| DIRECTION |
Give the entries back exactly, dropping each image.

-------- RECORDS TO USE --------

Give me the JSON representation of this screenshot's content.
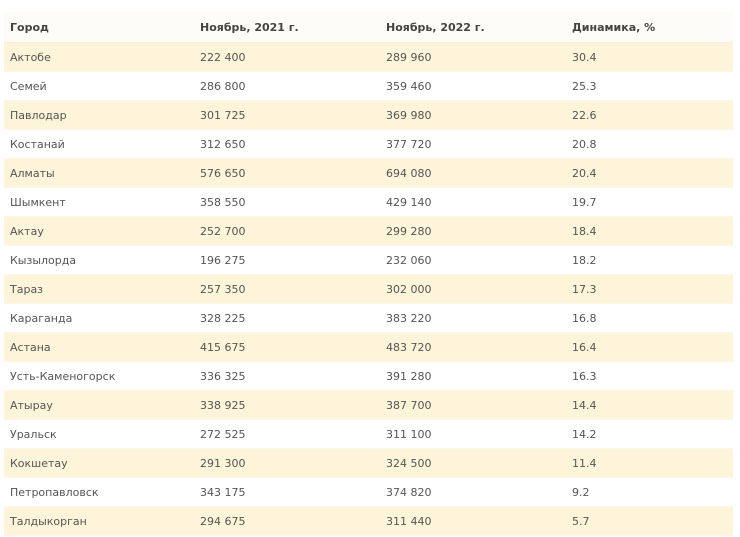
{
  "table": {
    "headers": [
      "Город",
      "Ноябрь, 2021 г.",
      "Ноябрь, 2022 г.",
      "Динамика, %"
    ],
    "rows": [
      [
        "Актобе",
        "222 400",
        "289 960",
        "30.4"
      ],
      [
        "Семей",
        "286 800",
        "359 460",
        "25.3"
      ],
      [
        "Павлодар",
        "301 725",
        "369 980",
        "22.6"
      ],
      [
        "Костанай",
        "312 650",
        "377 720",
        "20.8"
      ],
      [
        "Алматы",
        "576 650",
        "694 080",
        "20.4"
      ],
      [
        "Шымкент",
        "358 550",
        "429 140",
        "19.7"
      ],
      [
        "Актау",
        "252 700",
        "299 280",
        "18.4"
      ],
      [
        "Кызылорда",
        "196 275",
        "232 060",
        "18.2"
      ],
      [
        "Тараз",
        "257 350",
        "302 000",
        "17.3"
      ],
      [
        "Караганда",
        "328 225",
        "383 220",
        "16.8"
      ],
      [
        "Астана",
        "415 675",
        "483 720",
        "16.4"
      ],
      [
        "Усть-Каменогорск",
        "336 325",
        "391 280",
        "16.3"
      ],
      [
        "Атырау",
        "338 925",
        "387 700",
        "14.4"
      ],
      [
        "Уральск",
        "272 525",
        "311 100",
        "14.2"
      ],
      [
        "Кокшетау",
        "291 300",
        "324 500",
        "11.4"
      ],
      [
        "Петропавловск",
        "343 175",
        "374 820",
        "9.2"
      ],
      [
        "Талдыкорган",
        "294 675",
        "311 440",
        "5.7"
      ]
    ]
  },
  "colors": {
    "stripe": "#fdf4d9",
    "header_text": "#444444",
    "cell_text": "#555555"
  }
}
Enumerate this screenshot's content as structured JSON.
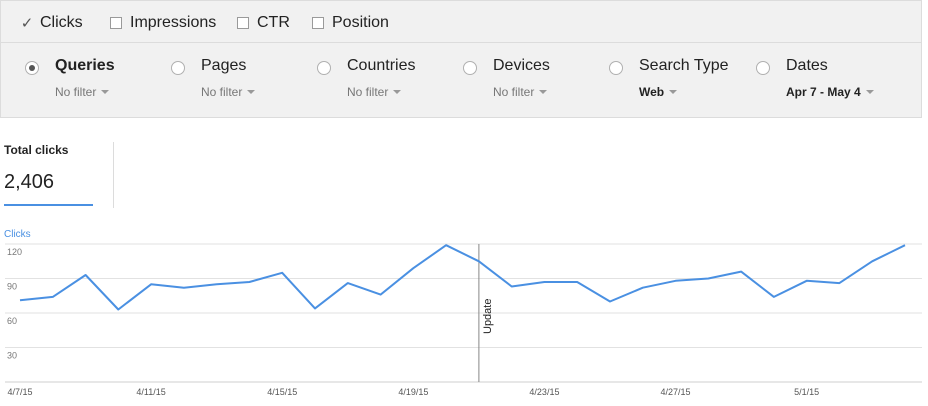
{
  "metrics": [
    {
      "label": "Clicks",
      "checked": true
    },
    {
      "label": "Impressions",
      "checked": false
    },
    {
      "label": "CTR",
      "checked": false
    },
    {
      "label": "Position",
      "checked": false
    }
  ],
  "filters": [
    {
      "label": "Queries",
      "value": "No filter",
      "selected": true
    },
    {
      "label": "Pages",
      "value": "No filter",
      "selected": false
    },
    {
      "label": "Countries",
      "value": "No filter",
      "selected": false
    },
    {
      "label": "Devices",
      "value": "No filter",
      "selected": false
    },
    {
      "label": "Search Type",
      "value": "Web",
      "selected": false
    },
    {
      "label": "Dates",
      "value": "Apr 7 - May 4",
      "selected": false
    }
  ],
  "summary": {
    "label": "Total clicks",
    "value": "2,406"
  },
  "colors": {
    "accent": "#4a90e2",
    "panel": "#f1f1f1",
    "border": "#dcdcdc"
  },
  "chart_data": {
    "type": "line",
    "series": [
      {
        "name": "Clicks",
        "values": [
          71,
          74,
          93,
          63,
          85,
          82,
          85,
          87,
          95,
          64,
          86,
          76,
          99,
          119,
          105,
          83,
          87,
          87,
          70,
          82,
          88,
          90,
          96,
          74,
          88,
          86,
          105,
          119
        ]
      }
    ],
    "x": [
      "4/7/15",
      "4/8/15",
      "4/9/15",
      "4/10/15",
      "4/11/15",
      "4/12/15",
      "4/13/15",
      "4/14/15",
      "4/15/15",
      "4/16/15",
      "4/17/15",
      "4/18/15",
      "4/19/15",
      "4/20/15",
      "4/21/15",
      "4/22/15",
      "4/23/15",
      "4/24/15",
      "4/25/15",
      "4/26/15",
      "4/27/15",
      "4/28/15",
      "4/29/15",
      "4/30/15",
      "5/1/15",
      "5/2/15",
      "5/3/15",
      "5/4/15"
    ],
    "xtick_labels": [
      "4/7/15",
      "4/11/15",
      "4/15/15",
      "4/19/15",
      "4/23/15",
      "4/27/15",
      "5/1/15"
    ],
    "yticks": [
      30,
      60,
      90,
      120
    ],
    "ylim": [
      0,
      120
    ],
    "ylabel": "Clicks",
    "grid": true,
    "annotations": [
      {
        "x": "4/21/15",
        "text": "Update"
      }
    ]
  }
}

--------

| OUTPUT OF THE TASK |
Give me the JSON representation of this screenshot's content.
{
  "table": {
    "headers": [
      "Город",
      "Ноябрь, 2021 г.",
      "Ноябрь, 2022 г.",
      "Динамика, %"
    ],
    "rows": [
      [
        "Актобе",
        "222 400",
        "289 960",
        "30.4"
      ],
      [
        "Семей",
        "286 800",
        "359 460",
        "25.3"
      ],
      [
        "Павлодар",
        "301 725",
        "369 980",
        "22.6"
      ],
      [
        "Костанай",
        "312 650",
        "377 720",
        "20.8"
      ],
      [
        "Алматы",
        "576 650",
        "694 080",
        "20.4"
      ],
      [
        "Шымкент",
        "358 550",
        "429 140",
        "19.7"
      ],
      [
        "Актау",
        "252 700",
        "299 280",
        "18.4"
      ],
      [
        "Кызылорда",
        "196 275",
        "232 060",
        "18.2"
      ],
      [
        "Тараз",
        "257 350",
        "302 000",
        "17.3"
      ],
      [
        "Караганда",
        "328 225",
        "383 220",
        "16.8"
      ],
      [
        "Астана",
        "415 675",
        "483 720",
        "16.4"
      ],
      [
        "Усть-Каменогорск",
        "336 325",
        "391 280",
        "16.3"
      ],
      [
        "Атырау",
        "338 925",
        "387 700",
        "14.4"
      ],
      [
        "Уральск",
        "272 525",
        "311 100",
        "14.2"
      ],
      [
        "Кокшетау",
        "291 300",
        "324 500",
        "11.4"
      ],
      [
        "Петропавловск",
        "343 175",
        "374 820",
        "9.2"
      ],
      [
        "Талдыкорган",
        "294 675",
        "311 440",
        "5.7"
      ]
    ]
  },
  "colors": {
    "stripe": "#fdf4d9",
    "header_text": "#444444",
    "cell_text": "#555555"
  }
}
Enumerate this screenshot's content as structured JSON.
{
  "metrics": [
    {
      "label": "Clicks",
      "checked": true
    },
    {
      "label": "Impressions",
      "checked": false
    },
    {
      "label": "CTR",
      "checked": false
    },
    {
      "label": "Position",
      "checked": false
    }
  ],
  "filters": [
    {
      "label": "Queries",
      "value": "No filter",
      "selected": true
    },
    {
      "label": "Pages",
      "value": "No filter",
      "selected": false
    },
    {
      "label": "Countries",
      "value": "No filter",
      "selected": false
    },
    {
      "label": "Devices",
      "value": "No filter",
      "selected": false
    },
    {
      "label": "Search Type",
      "value": "Web",
      "selected": false
    },
    {
      "label": "Dates",
      "value": "Apr 7 - May 4",
      "selected": false
    }
  ],
  "summary": {
    "label": "Total clicks",
    "value": "2,406"
  },
  "colors": {
    "accent": "#4a90e2",
    "panel": "#f1f1f1",
    "border": "#dcdcdc"
  },
  "chart_data": {
    "type": "line",
    "series": [
      {
        "name": "Clicks",
        "values": [
          71,
          74,
          93,
          63,
          85,
          82,
          85,
          87,
          95,
          64,
          86,
          76,
          99,
          119,
          105,
          83,
          87,
          87,
          70,
          82,
          88,
          90,
          96,
          74,
          88,
          86,
          105,
          119
        ]
      }
    ],
    "x": [
      "4/7/15",
      "4/8/15",
      "4/9/15",
      "4/10/15",
      "4/11/15",
      "4/12/15",
      "4/13/15",
      "4/14/15",
      "4/15/15",
      "4/16/15",
      "4/17/15",
      "4/18/15",
      "4/19/15",
      "4/20/15",
      "4/21/15",
      "4/22/15",
      "4/23/15",
      "4/24/15",
      "4/25/15",
      "4/26/15",
      "4/27/15",
      "4/28/15",
      "4/29/15",
      "4/30/15",
      "5/1/15",
      "5/2/15",
      "5/3/15",
      "5/4/15"
    ],
    "xtick_labels": [
      "4/7/15",
      "4/11/15",
      "4/15/15",
      "4/19/15",
      "4/23/15",
      "4/27/15",
      "5/1/15"
    ],
    "yticks": [
      30,
      60,
      90,
      120
    ],
    "ylim": [
      0,
      120
    ],
    "ylabel": "Clicks",
    "grid": true,
    "annotations": [
      {
        "x": "4/21/15",
        "text": "Update"
      }
    ]
  }
}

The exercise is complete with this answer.